Data entries:
*** Begin section ***
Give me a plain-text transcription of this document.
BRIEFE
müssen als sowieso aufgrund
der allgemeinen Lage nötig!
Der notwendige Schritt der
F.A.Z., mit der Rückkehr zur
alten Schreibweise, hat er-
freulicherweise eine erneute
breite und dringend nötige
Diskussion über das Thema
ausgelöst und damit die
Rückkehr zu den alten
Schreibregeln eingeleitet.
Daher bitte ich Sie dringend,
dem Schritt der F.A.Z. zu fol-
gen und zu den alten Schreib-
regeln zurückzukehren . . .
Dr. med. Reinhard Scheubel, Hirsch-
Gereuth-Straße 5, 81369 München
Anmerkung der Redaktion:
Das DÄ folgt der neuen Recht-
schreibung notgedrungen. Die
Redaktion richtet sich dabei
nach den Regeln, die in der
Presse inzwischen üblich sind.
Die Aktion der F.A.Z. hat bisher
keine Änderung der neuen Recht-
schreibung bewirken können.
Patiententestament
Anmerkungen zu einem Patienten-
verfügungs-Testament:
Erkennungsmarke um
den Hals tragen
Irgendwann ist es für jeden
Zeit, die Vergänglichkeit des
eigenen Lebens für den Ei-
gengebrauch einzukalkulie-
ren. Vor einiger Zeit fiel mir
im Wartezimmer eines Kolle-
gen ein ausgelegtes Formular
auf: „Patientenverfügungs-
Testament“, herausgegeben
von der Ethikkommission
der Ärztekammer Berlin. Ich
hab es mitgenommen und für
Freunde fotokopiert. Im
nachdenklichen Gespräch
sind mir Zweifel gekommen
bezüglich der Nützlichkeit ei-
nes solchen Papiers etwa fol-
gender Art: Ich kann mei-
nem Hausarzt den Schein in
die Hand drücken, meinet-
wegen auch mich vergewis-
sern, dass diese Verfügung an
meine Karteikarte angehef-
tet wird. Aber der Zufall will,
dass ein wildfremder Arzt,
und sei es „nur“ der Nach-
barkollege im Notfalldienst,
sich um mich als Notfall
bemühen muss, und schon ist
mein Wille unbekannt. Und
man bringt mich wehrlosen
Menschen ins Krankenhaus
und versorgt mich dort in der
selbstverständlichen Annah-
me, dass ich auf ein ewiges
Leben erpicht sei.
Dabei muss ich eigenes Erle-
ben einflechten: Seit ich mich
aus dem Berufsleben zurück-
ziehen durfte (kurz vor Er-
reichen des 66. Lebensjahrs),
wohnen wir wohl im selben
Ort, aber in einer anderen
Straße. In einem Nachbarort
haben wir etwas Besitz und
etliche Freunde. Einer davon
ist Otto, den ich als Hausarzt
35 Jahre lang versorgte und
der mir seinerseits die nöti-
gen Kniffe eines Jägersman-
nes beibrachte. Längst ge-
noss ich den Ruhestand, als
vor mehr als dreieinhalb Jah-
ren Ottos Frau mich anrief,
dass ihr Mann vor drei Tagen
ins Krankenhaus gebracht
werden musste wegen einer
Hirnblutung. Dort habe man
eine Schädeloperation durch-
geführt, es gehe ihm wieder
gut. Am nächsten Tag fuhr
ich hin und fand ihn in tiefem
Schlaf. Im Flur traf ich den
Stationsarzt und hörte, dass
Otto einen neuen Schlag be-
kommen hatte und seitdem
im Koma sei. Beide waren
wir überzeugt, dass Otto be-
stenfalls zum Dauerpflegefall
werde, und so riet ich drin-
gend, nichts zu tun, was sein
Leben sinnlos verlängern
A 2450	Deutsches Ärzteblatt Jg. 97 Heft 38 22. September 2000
*** End section ***
§ ASSIGNMENT
With no words changed, transcribe the records above.

§ ANSWER FOR THIS EXERCISE
Give me a plain-text transcription of this document.
BRIEFE
müssen als sowieso aufgrund
der allgemeinen Lage nötig!
Der notwendige Schritt der
F.A.Z., mit der Rückkehr zur
alten Schreibweise, hat er-
freulicherweise eine erneute
breite und dringend nötige
Diskussion über das Thema
ausgelöst und damit die
Rückkehr zu den alten
Schreibregeln eingeleitet.
Daher bitte ich Sie dringend,
dem Schritt der F.A.Z. zu fol-
gen und zu den alten Schreib-
regeln zurückzukehren . . .
Dr. med. Reinhard Scheubel, Hirsch-
Gereuth-Straße 5, 81369 München
Anmerkung der Redaktion:
Das DÄ folgt der neuen Recht-
schreibung notgedrungen. Die
Redaktion richtet sich dabei
nach den Regeln, die in der
Presse inzwischen üblich sind.
Die Aktion der F.A.Z. hat bisher
keine Änderung der neuen Recht-
schreibung bewirken können.
Patiententestament
Anmerkungen zu einem Patienten-
verfügungs-Testament:
Erkennungsmarke um
den Hals tragen
Irgendwann ist es für jeden
Zeit, die Vergänglichkeit des
eigenen Lebens für den Ei-
gengebrauch einzukalkulie-
ren. Vor einiger Zeit fiel mir
im Wartezimmer eines Kolle-
gen ein ausgelegtes Formular
auf: „Patientenverfügungs-
Testament“, herausgegeben
von der Ethikkommission
der Ärztekammer Berlin. Ich
hab es mitgenommen und für
Freunde fotokopiert. Im
nachdenklichen Gespräch
sind mir Zweifel gekommen
bezüglich der Nützlichkeit ei-
nes solchen Papiers etwa fol-
gender Art: Ich kann mei-
nem Hausarzt den Schein in
die Hand drücken, meinet-
wegen auch mich vergewis-
sern, dass diese Verfügung an
meine Karteikarte angehef-
tet wird. Aber der Zufall will,
dass ein wildfremder Arzt,
und sei es „nur“ der Nach-
barkollege im Notfalldienst,
sich um mich als Notfall
bemühen muss, und schon ist
mein Wille unbekannt. Und
man bringt mich wehrlosen
Menschen ins Krankenhaus
und versorgt mich dort in der
selbstverständlichen Annah-
me, dass ich auf ein ewiges
Leben erpicht sei.
Dabei muss ich eigenes Erle-
ben einflechten: Seit ich mich
aus dem Berufsleben zurück-
ziehen durfte (kurz vor Er-
reichen des 66. Lebensjahrs),
wohnen wir wohl im selben
Ort, aber in einer anderen
Straße. In einem Nachbarort
haben wir etwas Besitz und
etliche Freunde. Einer davon
ist Otto, den ich als Hausarzt
35 Jahre lang versorgte und
der mir seinerseits die nöti-
gen Kniffe eines Jägersman-
nes beibrachte. Längst ge-
noss ich den Ruhestand, als
vor mehr als dreieinhalb Jah-
ren Ottos Frau mich anrief,
dass ihr Mann vor drei Tagen
ins Krankenhaus gebracht
werden musste wegen einer
Hirnblutung. Dort habe man
eine Schädeloperation durch-
geführt, es gehe ihm wieder
gut. Am nächsten Tag fuhr
ich hin und fand ihn in tiefem
Schlaf. Im Flur traf ich den
Stationsarzt und hörte, dass
Otto einen neuen Schlag be-
kommen hatte und seitdem
im Koma sei. Beide waren
wir überzeugt, dass Otto be-
stenfalls zum Dauerpflegefall
werde, und so riet ich drin-
gend, nichts zu tun, was sein
Leben sinnlos verlängern
A 2450	Deutsches Ärzteblatt Jg. 97 Heft 38 22. September 2000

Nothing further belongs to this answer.